Begin Data supplied
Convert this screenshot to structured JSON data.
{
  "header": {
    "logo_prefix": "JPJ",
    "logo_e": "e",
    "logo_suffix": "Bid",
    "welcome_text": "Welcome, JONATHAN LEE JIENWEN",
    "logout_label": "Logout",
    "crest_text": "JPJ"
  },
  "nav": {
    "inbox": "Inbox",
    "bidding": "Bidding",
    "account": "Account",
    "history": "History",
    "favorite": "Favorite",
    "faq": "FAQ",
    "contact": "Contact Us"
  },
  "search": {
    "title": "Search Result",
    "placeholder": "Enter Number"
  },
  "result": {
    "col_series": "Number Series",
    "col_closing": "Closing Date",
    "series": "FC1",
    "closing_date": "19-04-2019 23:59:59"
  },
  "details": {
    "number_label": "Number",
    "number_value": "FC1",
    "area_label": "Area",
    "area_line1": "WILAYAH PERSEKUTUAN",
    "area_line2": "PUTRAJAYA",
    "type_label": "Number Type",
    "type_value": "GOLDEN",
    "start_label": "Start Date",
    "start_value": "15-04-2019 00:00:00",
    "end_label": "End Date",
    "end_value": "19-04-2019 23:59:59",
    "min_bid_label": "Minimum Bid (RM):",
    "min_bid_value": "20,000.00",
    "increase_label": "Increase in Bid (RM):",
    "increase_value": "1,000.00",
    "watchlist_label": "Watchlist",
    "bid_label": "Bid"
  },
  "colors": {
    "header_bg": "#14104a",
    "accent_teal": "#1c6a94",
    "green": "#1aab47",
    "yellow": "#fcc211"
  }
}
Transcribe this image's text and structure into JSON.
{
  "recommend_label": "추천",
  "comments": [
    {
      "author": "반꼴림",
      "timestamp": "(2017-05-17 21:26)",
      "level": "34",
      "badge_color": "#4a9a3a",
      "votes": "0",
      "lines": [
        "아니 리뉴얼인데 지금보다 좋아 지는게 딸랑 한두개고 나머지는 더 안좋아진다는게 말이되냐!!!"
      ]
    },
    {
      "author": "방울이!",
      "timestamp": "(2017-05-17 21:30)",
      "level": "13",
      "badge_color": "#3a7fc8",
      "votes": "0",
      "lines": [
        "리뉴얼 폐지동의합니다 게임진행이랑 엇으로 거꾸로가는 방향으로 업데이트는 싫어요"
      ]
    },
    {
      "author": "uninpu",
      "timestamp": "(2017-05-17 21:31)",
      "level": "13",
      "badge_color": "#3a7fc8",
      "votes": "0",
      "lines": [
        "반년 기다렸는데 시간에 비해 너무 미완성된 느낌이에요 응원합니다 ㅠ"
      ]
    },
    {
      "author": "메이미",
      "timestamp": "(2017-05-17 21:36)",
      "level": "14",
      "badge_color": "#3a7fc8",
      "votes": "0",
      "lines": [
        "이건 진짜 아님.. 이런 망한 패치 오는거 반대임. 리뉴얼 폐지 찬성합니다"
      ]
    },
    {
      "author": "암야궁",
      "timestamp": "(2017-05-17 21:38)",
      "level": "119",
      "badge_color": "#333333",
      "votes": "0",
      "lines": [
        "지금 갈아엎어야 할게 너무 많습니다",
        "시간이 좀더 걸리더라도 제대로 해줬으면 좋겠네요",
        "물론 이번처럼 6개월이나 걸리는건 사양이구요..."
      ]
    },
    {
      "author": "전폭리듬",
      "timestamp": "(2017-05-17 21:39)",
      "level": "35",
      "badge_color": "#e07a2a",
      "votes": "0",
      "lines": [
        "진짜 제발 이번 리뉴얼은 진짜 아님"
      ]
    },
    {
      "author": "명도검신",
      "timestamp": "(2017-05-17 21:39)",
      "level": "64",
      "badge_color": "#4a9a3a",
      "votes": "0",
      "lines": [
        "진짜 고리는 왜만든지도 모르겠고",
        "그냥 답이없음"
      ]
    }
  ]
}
End Data supplied
Your task: Set down the entries verbatim, leaving none out.

Solution below:
Convert this screenshot to structured JSON data.
{
  "header": {
    "logo_prefix": "JPJ",
    "logo_e": "e",
    "logo_suffix": "Bid",
    "welcome_text": "Welcome, JONATHAN LEE JIENWEN",
    "logout_label": "Logout",
    "crest_text": "JPJ"
  },
  "nav": {
    "inbox": "Inbox",
    "bidding": "Bidding",
    "account": "Account",
    "history": "History",
    "favorite": "Favorite",
    "faq": "FAQ",
    "contact": "Contact Us"
  },
  "search": {
    "title": "Search Result",
    "placeholder": "Enter Number"
  },
  "result": {
    "col_series": "Number Series",
    "col_closing": "Closing Date",
    "series": "FC1",
    "closing_date": "19-04-2019 23:59:59"
  },
  "details": {
    "number_label": "Number",
    "number_value": "FC1",
    "area_label": "Area",
    "area_line1": "WILAYAH PERSEKUTUAN",
    "area_line2": "PUTRAJAYA",
    "type_label": "Number Type",
    "type_value": "GOLDEN",
    "start_label": "Start Date",
    "start_value": "15-04-2019 00:00:00",
    "end_label": "End Date",
    "end_value": "19-04-2019 23:59:59",
    "min_bid_label": "Minimum Bid (RM):",
    "min_bid_value": "20,000.00",
    "increase_label": "Increase in Bid (RM):",
    "increase_value": "1,000.00",
    "watchlist_label": "Watchlist",
    "bid_label": "Bid"
  },
  "colors": {
    "header_bg": "#14104a",
    "accent_teal": "#1c6a94",
    "green": "#1aab47",
    "yellow": "#fcc211"
  }
}
Transcribe this image's text and structure into JSON.
{
  "recommend_label": "추천",
  "comments": [
    {
      "author": "반꼴림",
      "timestamp": "(2017-05-17 21:26)",
      "level": "34",
      "badge_color": "#4a9a3a",
      "votes": "0",
      "lines": [
        "아니 리뉴얼인데 지금보다 좋아 지는게 딸랑 한두개고 나머지는 더 안좋아진다는게 말이되냐!!!"
      ]
    },
    {
      "author": "방울이!",
      "timestamp": "(2017-05-17 21:30)",
      "level": "13",
      "badge_color": "#3a7fc8",
      "votes": "0",
      "lines": [
        "리뉴얼 폐지동의합니다 게임진행이랑 엇으로 거꾸로가는 방향으로 업데이트는 싫어요"
      ]
    },
    {
      "author": "uninpu",
      "timestamp": "(2017-05-17 21:31)",
      "level": "13",
      "badge_color": "#3a7fc8",
      "votes": "0",
      "lines": [
        "반년 기다렸는데 시간에 비해 너무 미완성된 느낌이에요 응원합니다 ㅠ"
      ]
    },
    {
      "author": "메이미",
      "timestamp": "(2017-05-17 21:36)",
      "level": "14",
      "badge_color": "#3a7fc8",
      "votes": "0",
      "lines": [
        "이건 진짜 아님.. 이런 망한 패치 오는거 반대임. 리뉴얼 폐지 찬성합니다"
      ]
    },
    {
      "author": "암야궁",
      "timestamp": "(2017-05-17 21:38)",
      "level": "119",
      "badge_color": "#333333",
      "votes": "0",
      "lines": [
        "지금 갈아엎어야 할게 너무 많습니다",
        "시간이 좀더 걸리더라도 제대로 해줬으면 좋겠네요",
        "물론 이번처럼 6개월이나 걸리는건 사양이구요..."
      ]
    },
    {
      "author": "전폭리듬",
      "timestamp": "(2017-05-17 21:39)",
      "level": "35",
      "badge_color": "#e07a2a",
      "votes": "0",
      "lines": [
        "진짜 제발 이번 리뉴얼은 진짜 아님"
      ]
    },
    {
      "author": "명도검신",
      "timestamp": "(2017-05-17 21:39)",
      "level": "64",
      "badge_color": "#4a9a3a",
      "votes": "0",
      "lines": [
        "진짜 고리는 왜만든지도 모르겠고",
        "그냥 답이없음"
      ]
    }
  ]
}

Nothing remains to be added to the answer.